_CHALLENGE:_
Print every entry exactly as written.

_RECORDS FOR THE EXERCISE:_

────────

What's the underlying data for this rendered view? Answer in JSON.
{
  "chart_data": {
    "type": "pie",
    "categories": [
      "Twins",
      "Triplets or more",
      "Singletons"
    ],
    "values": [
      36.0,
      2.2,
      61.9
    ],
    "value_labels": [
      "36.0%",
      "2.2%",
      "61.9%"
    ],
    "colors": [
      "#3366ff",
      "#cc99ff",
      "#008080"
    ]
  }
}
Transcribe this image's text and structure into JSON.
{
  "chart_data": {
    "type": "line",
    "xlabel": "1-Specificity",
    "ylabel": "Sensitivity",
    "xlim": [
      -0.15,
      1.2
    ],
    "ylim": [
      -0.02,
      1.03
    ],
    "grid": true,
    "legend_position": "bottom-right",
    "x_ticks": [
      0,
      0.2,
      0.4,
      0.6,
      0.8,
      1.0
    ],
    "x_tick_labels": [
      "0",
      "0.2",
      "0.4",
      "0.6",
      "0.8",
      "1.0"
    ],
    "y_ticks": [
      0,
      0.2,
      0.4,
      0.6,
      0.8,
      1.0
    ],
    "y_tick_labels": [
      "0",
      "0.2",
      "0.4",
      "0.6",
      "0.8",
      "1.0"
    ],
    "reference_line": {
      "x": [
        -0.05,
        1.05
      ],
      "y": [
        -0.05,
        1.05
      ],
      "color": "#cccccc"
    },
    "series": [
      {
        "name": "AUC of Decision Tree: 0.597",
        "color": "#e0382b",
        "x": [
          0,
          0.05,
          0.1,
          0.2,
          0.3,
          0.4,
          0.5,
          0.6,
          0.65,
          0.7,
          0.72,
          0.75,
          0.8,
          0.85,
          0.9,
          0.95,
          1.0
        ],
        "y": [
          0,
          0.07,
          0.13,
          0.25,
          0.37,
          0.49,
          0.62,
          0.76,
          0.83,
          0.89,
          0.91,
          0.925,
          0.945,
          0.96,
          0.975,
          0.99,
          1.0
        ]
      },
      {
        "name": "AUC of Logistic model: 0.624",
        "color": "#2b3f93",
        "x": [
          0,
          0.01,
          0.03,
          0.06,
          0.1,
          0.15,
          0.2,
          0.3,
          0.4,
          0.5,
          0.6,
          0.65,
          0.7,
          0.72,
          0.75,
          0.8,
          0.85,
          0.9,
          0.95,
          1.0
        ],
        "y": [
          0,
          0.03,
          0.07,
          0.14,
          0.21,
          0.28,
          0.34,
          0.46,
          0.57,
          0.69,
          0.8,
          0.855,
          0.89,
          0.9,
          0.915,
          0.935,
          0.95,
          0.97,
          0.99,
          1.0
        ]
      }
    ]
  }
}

────────

_SOLUTION TO THIS TASK:_
What's the underlying data for this rendered view? Answer in JSON.
{
  "chart_data": {
    "type": "pie",
    "categories": [
      "Twins",
      "Triplets or more",
      "Singletons"
    ],
    "values": [
      36.0,
      2.2,
      61.9
    ],
    "value_labels": [
      "36.0%",
      "2.2%",
      "61.9%"
    ],
    "colors": [
      "#3366ff",
      "#cc99ff",
      "#008080"
    ]
  }
}
Transcribe this image's text and structure into JSON.
{
  "chart_data": {
    "type": "line",
    "xlabel": "1-Specificity",
    "ylabel": "Sensitivity",
    "xlim": [
      -0.15,
      1.2
    ],
    "ylim": [
      -0.02,
      1.03
    ],
    "grid": true,
    "legend_position": "bottom-right",
    "x_ticks": [
      0,
      0.2,
      0.4,
      0.6,
      0.8,
      1.0
    ],
    "x_tick_labels": [
      "0",
      "0.2",
      "0.4",
      "0.6",
      "0.8",
      "1.0"
    ],
    "y_ticks": [
      0,
      0.2,
      0.4,
      0.6,
      0.8,
      1.0
    ],
    "y_tick_labels": [
      "0",
      "0.2",
      "0.4",
      "0.6",
      "0.8",
      "1.0"
    ],
    "reference_line": {
      "x": [
        -0.05,
        1.05
      ],
      "y": [
        -0.05,
        1.05
      ],
      "color": "#cccccc"
    },
    "series": [
      {
        "name": "AUC of Decision Tree: 0.597",
        "color": "#e0382b",
        "x": [
          0,
          0.05,
          0.1,
          0.2,
          0.3,
          0.4,
          0.5,
          0.6,
          0.65,
          0.7,
          0.72,
          0.75,
          0.8,
          0.85,
          0.9,
          0.95,
          1.0
        ],
        "y": [
          0,
          0.07,
          0.13,
          0.25,
          0.37,
          0.49,
          0.62,
          0.76,
          0.83,
          0.89,
          0.91,
          0.925,
          0.945,
          0.96,
          0.975,
          0.99,
          1.0
        ]
      },
      {
        "name": "AUC of Logistic model: 0.624",
        "color": "#2b3f93",
        "x": [
          0,
          0.01,
          0.03,
          0.06,
          0.1,
          0.15,
          0.2,
          0.3,
          0.4,
          0.5,
          0.6,
          0.65,
          0.7,
          0.72,
          0.75,
          0.8,
          0.85,
          0.9,
          0.95,
          1.0
        ],
        "y": [
          0,
          0.03,
          0.07,
          0.14,
          0.21,
          0.28,
          0.34,
          0.46,
          0.57,
          0.69,
          0.8,
          0.855,
          0.89,
          0.9,
          0.915,
          0.935,
          0.95,
          0.97,
          0.99,
          1.0
        ]
      }
    ]
  }
}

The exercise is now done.